= What you should do =
The answer is a single number: how many lines hold the string "当且仅当".

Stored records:
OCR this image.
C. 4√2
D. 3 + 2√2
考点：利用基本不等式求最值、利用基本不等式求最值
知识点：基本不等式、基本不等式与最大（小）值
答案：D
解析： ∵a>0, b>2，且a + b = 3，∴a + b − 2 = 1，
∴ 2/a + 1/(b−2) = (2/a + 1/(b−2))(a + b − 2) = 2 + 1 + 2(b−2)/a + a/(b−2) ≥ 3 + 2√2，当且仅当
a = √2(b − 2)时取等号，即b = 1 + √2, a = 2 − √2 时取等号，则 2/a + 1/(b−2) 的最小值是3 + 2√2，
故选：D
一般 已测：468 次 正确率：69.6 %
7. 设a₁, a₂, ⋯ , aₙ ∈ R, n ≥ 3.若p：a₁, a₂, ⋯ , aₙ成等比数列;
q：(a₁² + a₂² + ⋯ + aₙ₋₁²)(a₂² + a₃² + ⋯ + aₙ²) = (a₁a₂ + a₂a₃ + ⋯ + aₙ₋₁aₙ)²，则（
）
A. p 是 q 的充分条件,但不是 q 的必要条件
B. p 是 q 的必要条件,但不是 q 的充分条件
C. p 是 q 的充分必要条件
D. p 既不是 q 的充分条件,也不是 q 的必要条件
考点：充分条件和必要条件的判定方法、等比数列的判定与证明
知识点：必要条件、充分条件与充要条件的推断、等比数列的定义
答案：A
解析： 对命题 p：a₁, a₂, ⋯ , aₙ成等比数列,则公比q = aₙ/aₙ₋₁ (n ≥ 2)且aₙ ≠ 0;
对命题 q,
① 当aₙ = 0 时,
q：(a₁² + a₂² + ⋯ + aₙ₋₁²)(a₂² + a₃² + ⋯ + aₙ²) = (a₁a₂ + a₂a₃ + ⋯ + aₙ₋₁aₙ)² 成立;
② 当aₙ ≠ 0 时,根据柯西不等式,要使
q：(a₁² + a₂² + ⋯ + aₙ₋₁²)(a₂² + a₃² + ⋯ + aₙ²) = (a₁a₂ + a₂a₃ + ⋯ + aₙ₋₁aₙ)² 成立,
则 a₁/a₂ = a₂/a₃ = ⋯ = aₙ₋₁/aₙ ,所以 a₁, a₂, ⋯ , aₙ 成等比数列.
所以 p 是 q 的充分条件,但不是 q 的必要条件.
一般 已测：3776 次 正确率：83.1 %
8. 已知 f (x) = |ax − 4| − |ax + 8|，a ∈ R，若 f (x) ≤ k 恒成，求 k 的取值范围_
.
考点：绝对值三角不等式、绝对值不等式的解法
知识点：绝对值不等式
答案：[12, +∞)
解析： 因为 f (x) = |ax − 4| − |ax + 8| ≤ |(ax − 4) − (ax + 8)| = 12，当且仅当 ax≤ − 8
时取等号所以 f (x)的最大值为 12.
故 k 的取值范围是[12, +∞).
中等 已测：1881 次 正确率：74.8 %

= Task output =
2